### Dataset items
▶

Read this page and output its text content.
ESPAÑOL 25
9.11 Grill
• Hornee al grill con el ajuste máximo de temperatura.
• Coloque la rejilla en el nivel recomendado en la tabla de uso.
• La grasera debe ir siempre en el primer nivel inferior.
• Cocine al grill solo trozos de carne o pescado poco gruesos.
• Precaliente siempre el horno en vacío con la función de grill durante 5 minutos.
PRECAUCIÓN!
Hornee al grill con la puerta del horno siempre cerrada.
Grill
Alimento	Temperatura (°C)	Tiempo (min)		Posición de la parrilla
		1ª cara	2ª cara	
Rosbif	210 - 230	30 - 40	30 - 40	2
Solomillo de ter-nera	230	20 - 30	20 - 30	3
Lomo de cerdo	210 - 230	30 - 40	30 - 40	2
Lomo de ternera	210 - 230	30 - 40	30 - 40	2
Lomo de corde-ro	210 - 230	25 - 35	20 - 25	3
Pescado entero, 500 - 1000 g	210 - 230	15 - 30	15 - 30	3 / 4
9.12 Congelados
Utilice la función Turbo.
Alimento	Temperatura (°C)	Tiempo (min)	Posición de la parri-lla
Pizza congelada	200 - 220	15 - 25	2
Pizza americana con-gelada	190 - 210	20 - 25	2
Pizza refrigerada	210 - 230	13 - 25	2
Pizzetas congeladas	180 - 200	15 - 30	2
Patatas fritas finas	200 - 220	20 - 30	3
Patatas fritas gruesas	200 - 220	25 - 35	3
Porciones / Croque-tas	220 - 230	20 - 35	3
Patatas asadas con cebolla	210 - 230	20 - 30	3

◀

### Task prompt
Gather all lines from the listing above in which "nivel" occurs.

### Answer to this task
• Coloque la rejilla en el nivel recomendado en la tabla de uso.
• La grasera debe ir siempre en el primer nivel inferior.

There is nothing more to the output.